What is needed | Count the lines that hold the string "nincome". Reply with the number alone.

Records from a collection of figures
·····
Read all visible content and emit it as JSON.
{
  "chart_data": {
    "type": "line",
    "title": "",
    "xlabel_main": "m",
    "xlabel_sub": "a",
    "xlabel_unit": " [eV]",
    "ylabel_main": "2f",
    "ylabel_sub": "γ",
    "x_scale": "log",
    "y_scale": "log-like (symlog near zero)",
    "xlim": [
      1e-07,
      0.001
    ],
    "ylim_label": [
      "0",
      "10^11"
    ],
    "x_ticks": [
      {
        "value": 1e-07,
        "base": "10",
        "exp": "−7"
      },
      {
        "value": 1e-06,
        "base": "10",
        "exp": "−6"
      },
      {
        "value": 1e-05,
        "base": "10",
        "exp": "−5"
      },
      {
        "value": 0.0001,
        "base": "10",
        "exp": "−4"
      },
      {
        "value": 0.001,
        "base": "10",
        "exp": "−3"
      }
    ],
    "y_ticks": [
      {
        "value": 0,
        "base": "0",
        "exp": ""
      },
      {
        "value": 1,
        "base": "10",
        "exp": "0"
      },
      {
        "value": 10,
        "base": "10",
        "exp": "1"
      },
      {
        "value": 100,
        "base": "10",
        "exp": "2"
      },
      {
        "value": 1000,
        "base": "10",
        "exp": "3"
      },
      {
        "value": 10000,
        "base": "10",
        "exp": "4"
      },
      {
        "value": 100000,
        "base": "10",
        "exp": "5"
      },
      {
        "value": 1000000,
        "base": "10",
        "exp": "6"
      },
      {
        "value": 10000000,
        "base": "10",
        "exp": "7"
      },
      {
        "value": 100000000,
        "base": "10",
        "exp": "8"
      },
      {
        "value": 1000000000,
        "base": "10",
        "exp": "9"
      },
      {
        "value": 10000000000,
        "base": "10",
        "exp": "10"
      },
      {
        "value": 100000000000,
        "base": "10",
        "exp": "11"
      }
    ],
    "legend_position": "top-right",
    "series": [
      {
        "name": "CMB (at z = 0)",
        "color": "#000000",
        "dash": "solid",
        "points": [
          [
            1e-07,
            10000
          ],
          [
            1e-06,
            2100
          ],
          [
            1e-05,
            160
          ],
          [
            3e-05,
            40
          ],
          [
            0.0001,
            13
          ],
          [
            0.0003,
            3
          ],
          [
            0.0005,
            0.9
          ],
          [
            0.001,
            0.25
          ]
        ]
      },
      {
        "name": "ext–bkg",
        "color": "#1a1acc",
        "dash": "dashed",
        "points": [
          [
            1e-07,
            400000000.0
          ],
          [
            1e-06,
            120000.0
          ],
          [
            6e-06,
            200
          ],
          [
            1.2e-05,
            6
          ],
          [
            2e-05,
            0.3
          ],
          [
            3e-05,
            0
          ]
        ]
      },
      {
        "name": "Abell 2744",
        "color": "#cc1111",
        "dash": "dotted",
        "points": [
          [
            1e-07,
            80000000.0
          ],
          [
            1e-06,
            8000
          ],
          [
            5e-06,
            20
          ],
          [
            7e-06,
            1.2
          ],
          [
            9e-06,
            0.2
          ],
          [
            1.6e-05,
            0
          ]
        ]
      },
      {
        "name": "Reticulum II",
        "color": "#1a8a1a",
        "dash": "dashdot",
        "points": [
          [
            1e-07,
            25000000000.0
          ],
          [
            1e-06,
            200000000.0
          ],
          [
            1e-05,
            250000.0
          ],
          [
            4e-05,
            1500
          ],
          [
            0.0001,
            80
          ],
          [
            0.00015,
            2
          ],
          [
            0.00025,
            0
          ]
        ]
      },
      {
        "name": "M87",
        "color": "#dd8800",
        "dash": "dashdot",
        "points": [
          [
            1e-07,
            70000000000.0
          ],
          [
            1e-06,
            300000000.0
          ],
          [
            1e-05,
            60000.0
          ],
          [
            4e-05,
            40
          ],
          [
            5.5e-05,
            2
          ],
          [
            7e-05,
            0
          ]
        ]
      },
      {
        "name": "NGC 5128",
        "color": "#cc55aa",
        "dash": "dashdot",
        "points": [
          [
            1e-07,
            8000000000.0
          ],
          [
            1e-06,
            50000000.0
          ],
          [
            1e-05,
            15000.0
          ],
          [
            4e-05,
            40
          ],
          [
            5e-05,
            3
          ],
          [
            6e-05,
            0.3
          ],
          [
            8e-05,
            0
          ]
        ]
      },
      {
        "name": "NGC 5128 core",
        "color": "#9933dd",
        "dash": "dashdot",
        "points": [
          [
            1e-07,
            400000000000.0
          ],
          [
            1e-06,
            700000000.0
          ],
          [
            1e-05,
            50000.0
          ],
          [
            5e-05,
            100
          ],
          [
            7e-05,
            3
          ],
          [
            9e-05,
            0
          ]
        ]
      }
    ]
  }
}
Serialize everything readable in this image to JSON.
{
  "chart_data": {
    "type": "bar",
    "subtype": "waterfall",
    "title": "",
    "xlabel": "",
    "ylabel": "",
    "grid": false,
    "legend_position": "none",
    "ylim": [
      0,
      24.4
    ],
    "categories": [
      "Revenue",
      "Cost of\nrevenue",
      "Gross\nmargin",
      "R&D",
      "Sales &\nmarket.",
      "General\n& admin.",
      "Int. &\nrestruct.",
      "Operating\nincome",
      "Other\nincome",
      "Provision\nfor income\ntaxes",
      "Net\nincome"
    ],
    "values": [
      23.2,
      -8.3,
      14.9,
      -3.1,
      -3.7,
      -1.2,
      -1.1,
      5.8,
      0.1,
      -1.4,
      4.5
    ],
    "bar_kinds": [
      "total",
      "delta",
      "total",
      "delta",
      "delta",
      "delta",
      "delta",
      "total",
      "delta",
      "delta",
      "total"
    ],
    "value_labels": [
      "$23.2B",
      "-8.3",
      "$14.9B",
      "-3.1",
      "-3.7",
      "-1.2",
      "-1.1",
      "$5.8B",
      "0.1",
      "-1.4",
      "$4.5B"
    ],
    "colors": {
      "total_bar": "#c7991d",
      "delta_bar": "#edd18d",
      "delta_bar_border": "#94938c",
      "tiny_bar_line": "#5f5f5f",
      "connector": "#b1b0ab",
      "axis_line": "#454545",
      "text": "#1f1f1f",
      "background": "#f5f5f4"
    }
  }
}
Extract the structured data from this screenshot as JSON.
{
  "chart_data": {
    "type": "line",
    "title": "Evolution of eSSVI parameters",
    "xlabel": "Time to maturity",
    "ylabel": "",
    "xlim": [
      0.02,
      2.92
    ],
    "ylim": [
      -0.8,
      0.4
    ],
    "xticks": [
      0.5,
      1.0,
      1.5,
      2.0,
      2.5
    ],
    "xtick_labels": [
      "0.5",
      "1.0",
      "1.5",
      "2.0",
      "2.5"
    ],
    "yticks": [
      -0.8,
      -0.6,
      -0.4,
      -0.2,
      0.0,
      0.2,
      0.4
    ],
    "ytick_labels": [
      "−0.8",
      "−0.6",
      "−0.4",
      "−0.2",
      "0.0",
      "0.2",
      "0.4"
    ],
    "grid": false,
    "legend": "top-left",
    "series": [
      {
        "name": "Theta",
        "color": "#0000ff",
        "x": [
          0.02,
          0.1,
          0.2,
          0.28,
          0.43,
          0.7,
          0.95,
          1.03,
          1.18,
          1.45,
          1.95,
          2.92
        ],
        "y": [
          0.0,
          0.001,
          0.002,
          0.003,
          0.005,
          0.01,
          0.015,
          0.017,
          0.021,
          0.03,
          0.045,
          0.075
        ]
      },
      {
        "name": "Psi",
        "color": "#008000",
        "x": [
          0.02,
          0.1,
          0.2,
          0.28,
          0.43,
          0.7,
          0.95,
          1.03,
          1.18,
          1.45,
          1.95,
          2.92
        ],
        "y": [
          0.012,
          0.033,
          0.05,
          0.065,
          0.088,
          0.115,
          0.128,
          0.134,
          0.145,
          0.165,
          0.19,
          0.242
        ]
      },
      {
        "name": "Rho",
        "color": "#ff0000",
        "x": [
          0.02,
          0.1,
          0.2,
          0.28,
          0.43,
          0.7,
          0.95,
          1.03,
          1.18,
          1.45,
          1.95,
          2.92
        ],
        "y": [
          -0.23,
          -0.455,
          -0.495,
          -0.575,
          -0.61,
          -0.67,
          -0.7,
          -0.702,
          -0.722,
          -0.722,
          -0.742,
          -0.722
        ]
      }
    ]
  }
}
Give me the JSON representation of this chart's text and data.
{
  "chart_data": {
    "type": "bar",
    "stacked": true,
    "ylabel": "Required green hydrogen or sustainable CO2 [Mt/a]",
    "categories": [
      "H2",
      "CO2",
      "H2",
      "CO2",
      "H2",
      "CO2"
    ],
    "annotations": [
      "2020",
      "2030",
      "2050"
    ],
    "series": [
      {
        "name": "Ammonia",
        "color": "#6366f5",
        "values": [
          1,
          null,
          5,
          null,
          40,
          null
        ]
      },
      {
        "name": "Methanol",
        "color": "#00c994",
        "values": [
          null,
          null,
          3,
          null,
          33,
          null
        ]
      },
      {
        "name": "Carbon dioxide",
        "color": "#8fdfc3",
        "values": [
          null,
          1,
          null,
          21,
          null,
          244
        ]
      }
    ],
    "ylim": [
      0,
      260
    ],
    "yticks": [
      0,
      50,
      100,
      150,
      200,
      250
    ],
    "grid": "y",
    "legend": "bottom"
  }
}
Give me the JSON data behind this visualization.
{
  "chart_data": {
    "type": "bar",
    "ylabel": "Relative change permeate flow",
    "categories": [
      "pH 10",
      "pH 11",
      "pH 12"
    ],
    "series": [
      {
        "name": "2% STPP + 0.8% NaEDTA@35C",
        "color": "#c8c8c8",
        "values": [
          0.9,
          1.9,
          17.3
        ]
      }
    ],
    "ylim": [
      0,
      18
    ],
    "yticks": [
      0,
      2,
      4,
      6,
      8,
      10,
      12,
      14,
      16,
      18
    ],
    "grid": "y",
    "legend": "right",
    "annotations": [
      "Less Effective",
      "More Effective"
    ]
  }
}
·····
Result for this task | 3